#### Requirement:
Every entry should be repeated exactly. Omit the pictures.

#### Provided records:
+ + + + +

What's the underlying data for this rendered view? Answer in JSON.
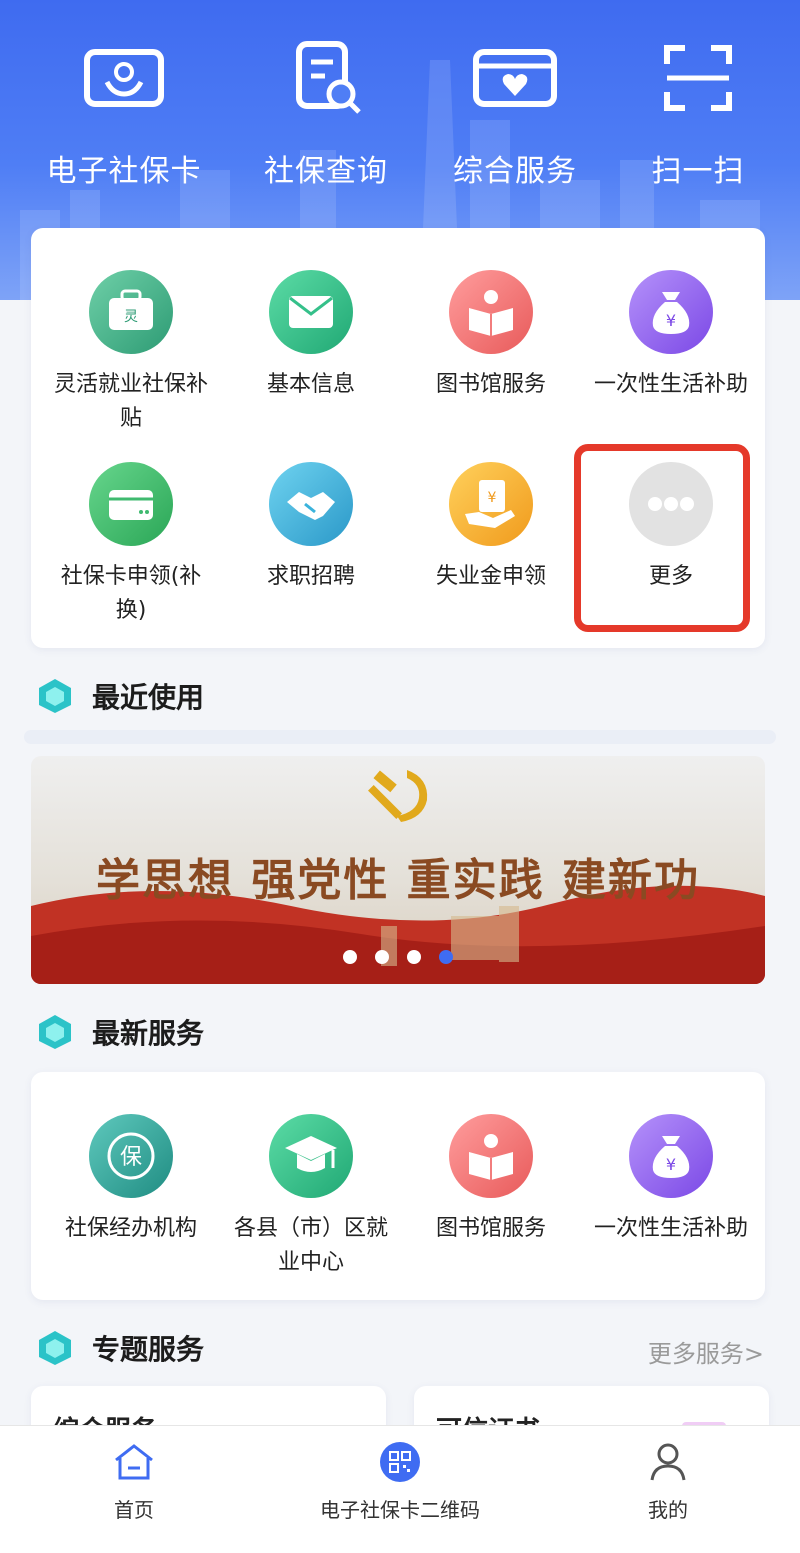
{
  "quick_actions": [
    {
      "label": "电子社保卡",
      "icon": "social-card-icon"
    },
    {
      "label": "社保查询",
      "icon": "document-search-icon"
    },
    {
      "label": "综合服务",
      "icon": "heart-card-icon"
    },
    {
      "label": "扫一扫",
      "icon": "scan-icon"
    }
  ],
  "main_grid": [
    {
      "label": "灵活就业社保补贴",
      "icon": "briefcase-icon",
      "icon_char": "灵",
      "color": "#42b48a"
    },
    {
      "label": "基本信息",
      "icon": "mail-icon",
      "color": "#35c08a"
    },
    {
      "label": "图书馆服务",
      "icon": "book-icon",
      "color": "#f27d7d"
    },
    {
      "label": "一次性生活补助",
      "icon": "money-bag-icon",
      "icon_char": "¥",
      "color": "#9b6cf2"
    },
    {
      "label": "社保卡申领(补换)",
      "icon": "card-icon",
      "color": "#3fba6f"
    },
    {
      "label": "求职招聘",
      "icon": "handshake-icon",
      "color": "#3ab3dc"
    },
    {
      "label": "失业金申领",
      "icon": "money-hand-icon",
      "icon_char": "¥",
      "color": "#f5b431"
    },
    {
      "label": "更多",
      "icon": "more-icon",
      "color": "#dcdcdc"
    }
  ],
  "recent_section": {
    "title": "最近使用"
  },
  "banner": {
    "slogan": "学思想  强党性  重实践  建新功",
    "active_dot": 4,
    "dots": 4
  },
  "new_services": {
    "title": "最新服务",
    "items": [
      {
        "label": "社保经办机构",
        "icon": "bao-icon",
        "icon_char": "保",
        "color": "#2fa59a"
      },
      {
        "label": "各县（市）区就业中心",
        "icon": "graduation-cap-icon",
        "color": "#35c08a"
      },
      {
        "label": "图书馆服务",
        "icon": "book-icon",
        "color": "#f27d7d"
      },
      {
        "label": "一次性生活补助",
        "icon": "money-bag-icon",
        "icon_char": "¥",
        "color": "#9b6cf2"
      }
    ]
  },
  "special_section": {
    "title": "专题服务",
    "more": "更多服务>",
    "cards": [
      "综合服务",
      "可信证书"
    ]
  },
  "tabbar": [
    {
      "label": "首页",
      "icon": "home-icon"
    },
    {
      "label": "电子社保卡二维码",
      "icon": "qr-code-icon"
    },
    {
      "label": "我的",
      "icon": "user-icon"
    }
  ],
  "colors": {
    "primary": "#3f6cf2",
    "highlight": "#e5392a"
  }
}
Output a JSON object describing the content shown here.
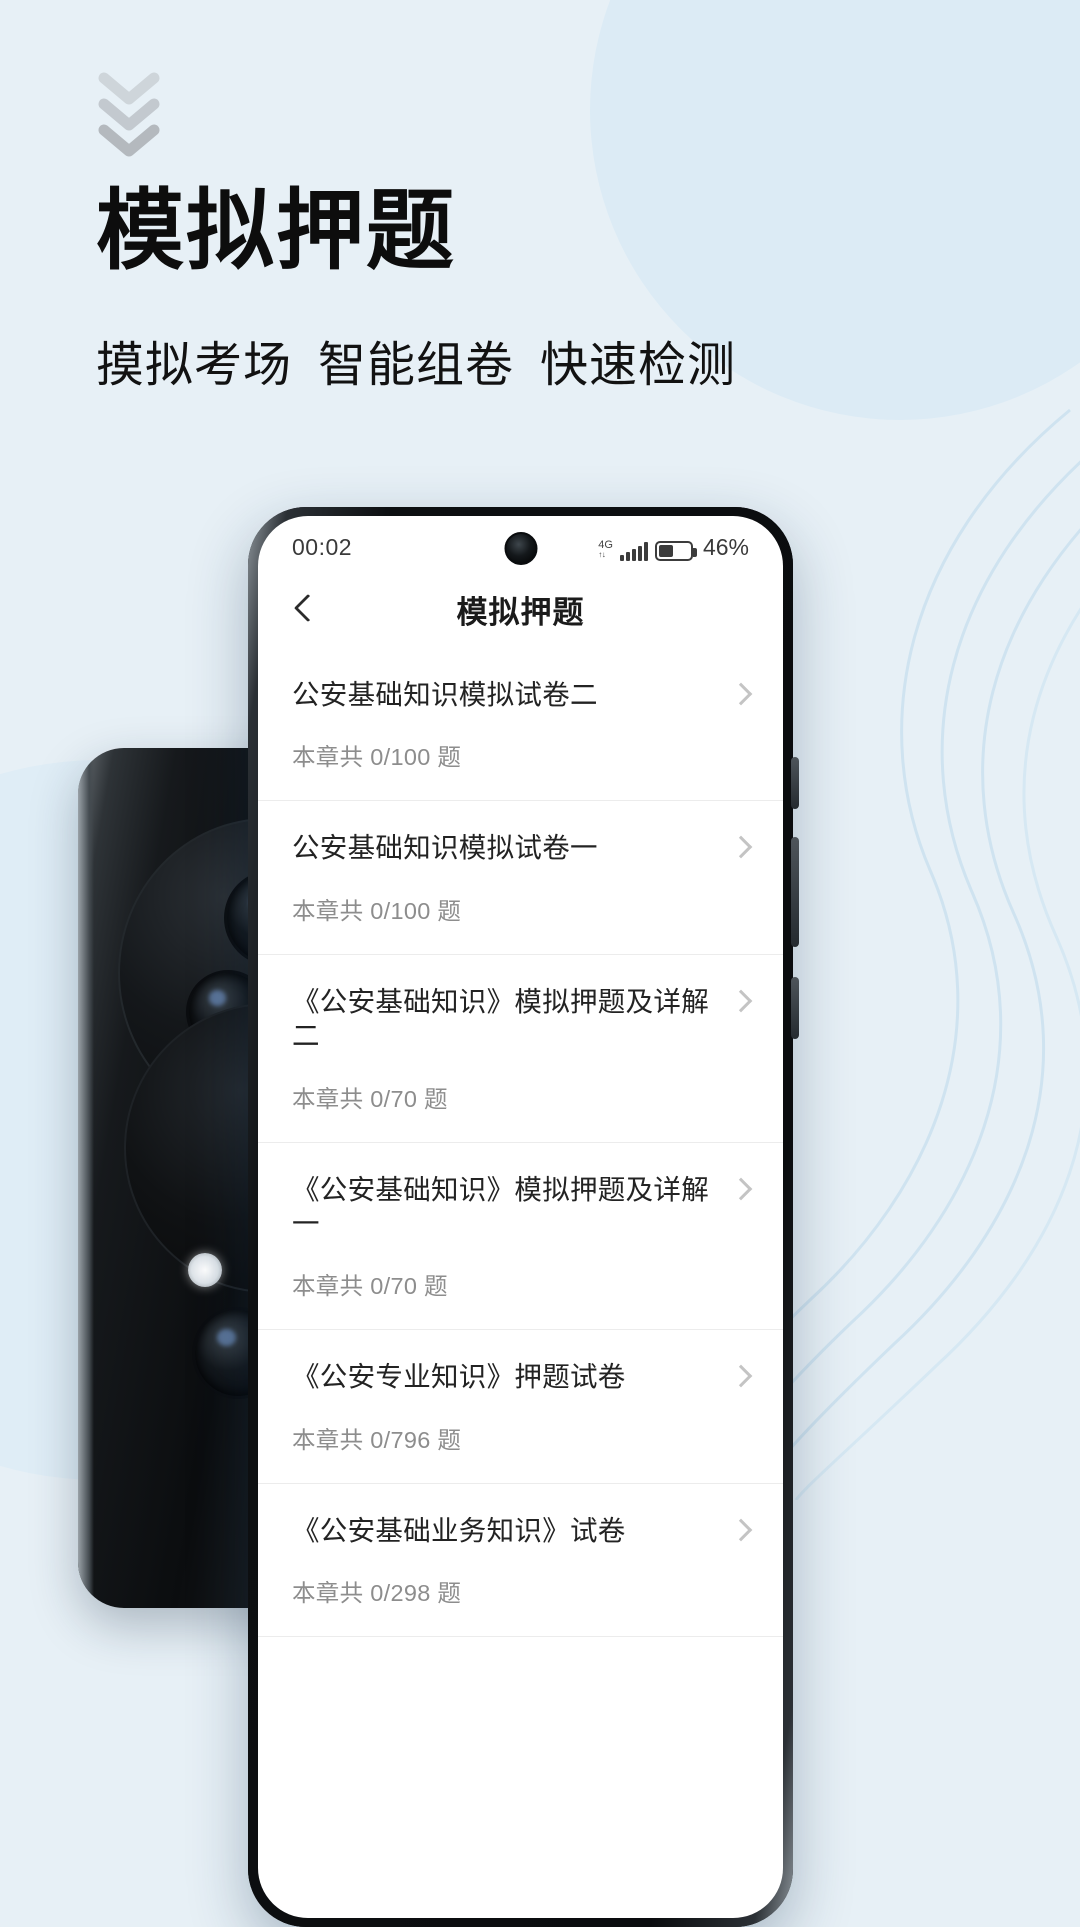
{
  "promo": {
    "title": "模拟押题",
    "subtitle_parts": [
      "摸拟考场",
      "智能组卷",
      "快速检测"
    ],
    "chevron_icon": "chevron-down-icon",
    "bg_color": "#e7f0f6",
    "title_color": "#0d0d0d"
  },
  "phone": {
    "statusbar": {
      "time": "00:02",
      "network": "4G",
      "network_sub": "↑↓",
      "battery_percent": "46%",
      "signal_icon": "signal-bars-icon",
      "battery_icon": "battery-icon",
      "camera_icon": "front-camera-punch-hole"
    },
    "navbar": {
      "back_icon": "chevron-left-icon",
      "title": "模拟押题"
    },
    "list": {
      "chevron_icon": "chevron-right-icon",
      "items": [
        {
          "title": "公安基础知识模拟试卷二",
          "sub_prefix": "本章共",
          "count": "0/100",
          "sub_suffix": "题"
        },
        {
          "title": "公安基础知识模拟试卷一",
          "sub_prefix": "本章共",
          "count": "0/100",
          "sub_suffix": "题"
        },
        {
          "title": "《公安基础知识》模拟押题及详解二",
          "sub_prefix": "本章共",
          "count": "0/70",
          "sub_suffix": "题"
        },
        {
          "title": "《公安基础知识》模拟押题及详解一",
          "sub_prefix": "本章共",
          "count": "0/70",
          "sub_suffix": "题"
        },
        {
          "title": "《公安专业知识》押题试卷",
          "sub_prefix": "本章共",
          "count": "0/796",
          "sub_suffix": "题"
        },
        {
          "title": "《公安基础业务知识》试卷",
          "sub_prefix": "本章共",
          "count": "0/298",
          "sub_suffix": "题"
        }
      ]
    }
  }
}
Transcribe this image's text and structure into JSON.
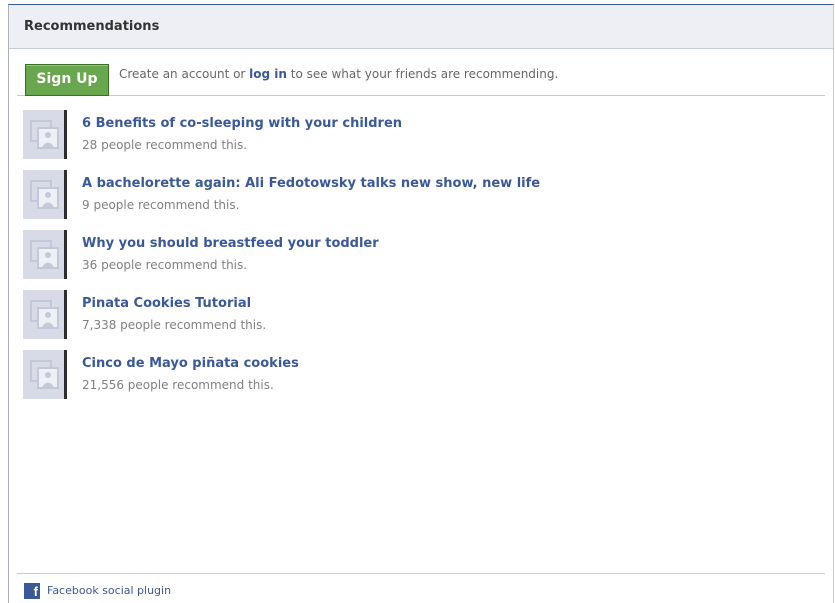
{
  "header": {
    "title": "Recommendations"
  },
  "signup": {
    "button_label": "Sign Up",
    "text_before": "Create an account or ",
    "login_link": "log in",
    "text_after": " to see what your friends are recommending."
  },
  "items": [
    {
      "title": "6 Benefits of co-sleeping with your children",
      "count_text": "28 people recommend this."
    },
    {
      "title": "A bachelorette again: Ali Fedotowsky talks new show, new life",
      "count_text": "9 people recommend this."
    },
    {
      "title": "Why you should breastfeed your toddler",
      "count_text": "36 people recommend this."
    },
    {
      "title": "Pinata Cookies Tutorial",
      "count_text": "7,338 people recommend this."
    },
    {
      "title": "Cinco de Mayo piñata cookies",
      "count_text": "21,556 people recommend this."
    }
  ],
  "footer": {
    "text": "Facebook social plugin",
    "icon": "facebook-icon"
  },
  "colors": {
    "link": "#3b5998",
    "signup_green": "#69a74e",
    "header_bg": "#edeff4"
  }
}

+ + + + +

#### Result below:
What's the underlying data for this rendered view? Answer in JSON.
{
  "quick_actions": [
    {
      "label": "电子社保卡",
      "icon": "social-card-icon"
    },
    {
      "label": "社保查询",
      "icon": "document-search-icon"
    },
    {
      "label": "综合服务",
      "icon": "heart-card-icon"
    },
    {
      "label": "扫一扫",
      "icon": "scan-icon"
    }
  ],
  "main_grid": [
    {
      "label": "灵活就业社保补贴",
      "icon": "briefcase-icon",
      "icon_char": "灵",
      "color": "#42b48a"
    },
    {
      "label": "基本信息",
      "icon": "mail-icon",
      "color": "#35c08a"
    },
    {
      "label": "图书馆服务",
      "icon": "book-icon",
      "color": "#f27d7d"
    },
    {
      "label": "一次性生活补助",
      "icon": "money-bag-icon",
      "icon_char": "¥",
      "color": "#9b6cf2"
    },
    {
      "label": "社保卡申领(补换)",
      "icon": "card-icon",
      "color": "#3fba6f"
    },
    {
      "label": "求职招聘",
      "icon": "handshake-icon",
      "color": "#3ab3dc"
    },
    {
      "label": "失业金申领",
      "icon": "money-hand-icon",
      "icon_char": "¥",
      "color": "#f5b431"
    },
    {
      "label": "更多",
      "icon": "more-icon",
      "color": "#dcdcdc"
    }
  ],
  "recent_section": {
    "title": "最近使用"
  },
  "banner": {
    "slogan": "学思想  强党性  重实践  建新功",
    "active_dot": 4,
    "dots": 4
  },
  "new_services": {
    "title": "最新服务",
    "items": [
      {
        "label": "社保经办机构",
        "icon": "bao-icon",
        "icon_char": "保",
        "color": "#2fa59a"
      },
      {
        "label": "各县（市）区就业中心",
        "icon": "graduation-cap-icon",
        "color": "#35c08a"
      },
      {
        "label": "图书馆服务",
        "icon": "book-icon",
        "color": "#f27d7d"
      },
      {
        "label": "一次性生活补助",
        "icon": "money-bag-icon",
        "icon_char": "¥",
        "color": "#9b6cf2"
      }
    ]
  },
  "special_section": {
    "title": "专题服务",
    "more": "更多服务>",
    "cards": [
      "综合服务",
      "可信证书"
    ]
  },
  "tabbar": [
    {
      "label": "首页",
      "icon": "home-icon"
    },
    {
      "label": "电子社保卡二维码",
      "icon": "qr-code-icon"
    },
    {
      "label": "我的",
      "icon": "user-icon"
    }
  ],
  "colors": {
    "primary": "#3f6cf2",
    "highlight": "#e5392a"
  }
}
Output a JSON object describing the content shown here.
{
  "promo": {
    "title": "模拟押题",
    "subtitle_parts": [
      "摸拟考场",
      "智能组卷",
      "快速检测"
    ],
    "chevron_icon": "chevron-down-icon",
    "bg_color": "#e7f0f6",
    "title_color": "#0d0d0d"
  },
  "phone": {
    "statusbar": {
      "time": "00:02",
      "network": "4G",
      "network_sub": "↑↓",
      "battery_percent": "46%",
      "signal_icon": "signal-bars-icon",
      "battery_icon": "battery-icon",
      "camera_icon": "front-camera-punch-hole"
    },
    "navbar": {
      "back_icon": "chevron-left-icon",
      "title": "模拟押题"
    },
    "list": {
      "chevron_icon": "chevron-right-icon",
      "items": [
        {
          "title": "公安基础知识模拟试卷二",
          "sub_prefix": "本章共",
          "count": "0/100",
          "sub_suffix": "题"
        },
        {
          "title": "公安基础知识模拟试卷一",
          "sub_prefix": "本章共",
          "count": "0/100",
          "sub_suffix": "题"
        },
        {
          "title": "《公安基础知识》模拟押题及详解二",
          "sub_prefix": "本章共",
          "count": "0/70",
          "sub_suffix": "题"
        },
        {
          "title": "《公安基础知识》模拟押题及详解一",
          "sub_prefix": "本章共",
          "count": "0/70",
          "sub_suffix": "题"
        },
        {
          "title": "《公安专业知识》押题试卷",
          "sub_prefix": "本章共",
          "count": "0/796",
          "sub_suffix": "题"
        },
        {
          "title": "《公安基础业务知识》试卷",
          "sub_prefix": "本章共",
          "count": "0/298",
          "sub_suffix": "题"
        }
      ]
    }
  }
}
Transcribe this image's text and structure into JSON.
{
  "header": {
    "title": "Recommendations"
  },
  "signup": {
    "button_label": "Sign Up",
    "text_before": "Create an account or ",
    "login_link": "log in",
    "text_after": " to see what your friends are recommending."
  },
  "items": [
    {
      "title": "6 Benefits of co-sleeping with your children",
      "count_text": "28 people recommend this."
    },
    {
      "title": "A bachelorette again: Ali Fedotowsky talks new show, new life",
      "count_text": "9 people recommend this."
    },
    {
      "title": "Why you should breastfeed your toddler",
      "count_text": "36 people recommend this."
    },
    {
      "title": "Pinata Cookies Tutorial",
      "count_text": "7,338 people recommend this."
    },
    {
      "title": "Cinco de Mayo piñata cookies",
      "count_text": "21,556 people recommend this."
    }
  ],
  "footer": {
    "text": "Facebook social plugin",
    "icon": "facebook-icon"
  },
  "colors": {
    "link": "#3b5998",
    "signup_green": "#69a74e",
    "header_bg": "#edeff4"
  }
}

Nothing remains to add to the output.